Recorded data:
▬▬▬

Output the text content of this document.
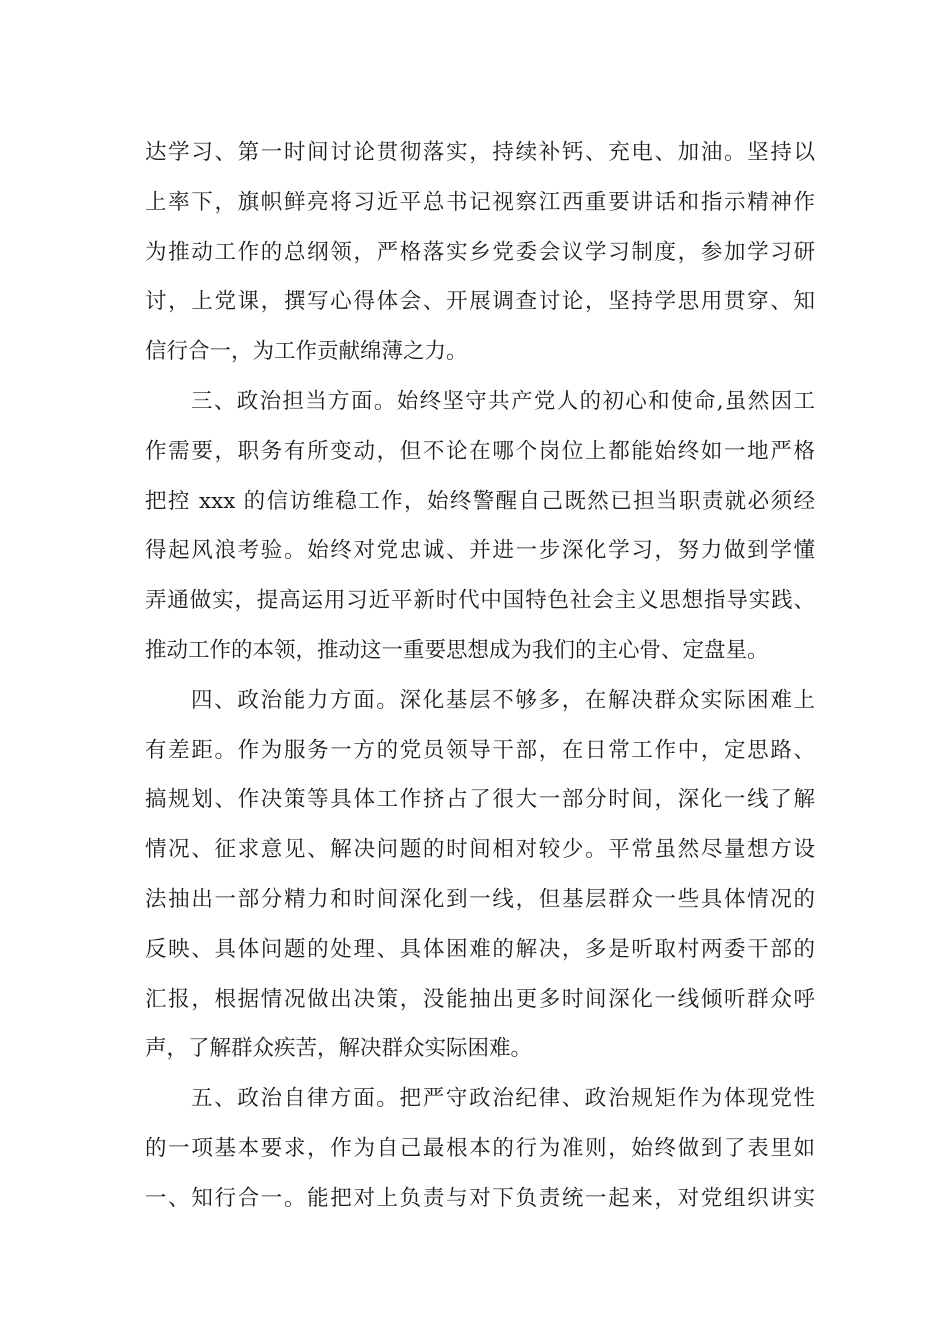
达学习、第一时间讨论贯彻落实，持续补钙、充电、加油。坚持以
上率下，旗帜鲜亮将习近平总书记视察江西重要讲话和指示精神作
为推动工作的总纲领，严格落实乡党委会议学习制度，参加学习研
讨，上党课，撰写心得体会、开展调查讨论，坚持学思用贯穿、知
信行合一，为工作贡献绵薄之力。
三、政治担当方面。始终坚守共产党人的初心和使命,虽然因工
作需要，职务有所变动，但不论在哪个岗位上都能始终如一地严格
把控 xxx 的信访维稳工作，始终警醒自己既然已担当职责就必须经
得起风浪考验。始终对党忠诚、并进一步深化学习，努力做到学懂
弄通做实，提高运用习近平新时代中国特色社会主义思想指导实践、
推动工作的本领，推动这一重要思想成为我们的主心骨、定盘星。
四、政治能力方面。深化基层不够多，在解决群众实际困难上
有差距。作为服务一方的党员领导干部，在日常工作中，定思路、
搞规划、作决策等具体工作挤占了很大一部分时间，深化一线了解
情况、征求意见、解决问题的时间相对较少。平常虽然尽量想方设
法抽出一部分精力和时间深化到一线，但基层群众一些具体情况的
反映、具体问题的处理、具体困难的解决，多是听取村两委干部的
汇报，根据情况做出决策，没能抽出更多时间深化一线倾听群众呼
声，了解群众疾苦，解决群众实际困难。
五、政治自律方面。把严守政治纪律、政治规矩作为体现党性
的一项基本要求，作为自己最根本的行为准则，始终做到了表里如
一、知行合一。能把对上负责与对下负责统一起来，对党组织讲实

▬▬▬

Output the material word for word, omitting its pictures.

Output the text content of this document.
达学习、第一时间讨论贯彻落实，持续补钙、充电、加油。坚持以
上率下，旗帜鲜亮将习近平总书记视察江西重要讲话和指示精神作
为推动工作的总纲领，严格落实乡党委会议学习制度，参加学习研
讨，上党课，撰写心得体会、开展调查讨论，坚持学思用贯穿、知
信行合一，为工作贡献绵薄之力。
三、政治担当方面。始终坚守共产党人的初心和使命,虽然因工
作需要，职务有所变动，但不论在哪个岗位上都能始终如一地严格
把控 xxx 的信访维稳工作，始终警醒自己既然已担当职责就必须经
得起风浪考验。始终对党忠诚、并进一步深化学习，努力做到学懂
弄通做实，提高运用习近平新时代中国特色社会主义思想指导实践、
推动工作的本领，推动这一重要思想成为我们的主心骨、定盘星。
四、政治能力方面。深化基层不够多，在解决群众实际困难上
有差距。作为服务一方的党员领导干部，在日常工作中，定思路、
搞规划、作决策等具体工作挤占了很大一部分时间，深化一线了解
情况、征求意见、解决问题的时间相对较少。平常虽然尽量想方设
法抽出一部分精力和时间深化到一线，但基层群众一些具体情况的
反映、具体问题的处理、具体困难的解决，多是听取村两委干部的
汇报，根据情况做出决策，没能抽出更多时间深化一线倾听群众呼
声，了解群众疾苦，解决群众实际困难。
五、政治自律方面。把严守政治纪律、政治规矩作为体现党性
的一项基本要求，作为自己最根本的行为准则，始终做到了表里如
一、知行合一。能把对上负责与对下负责统一起来，对党组织讲实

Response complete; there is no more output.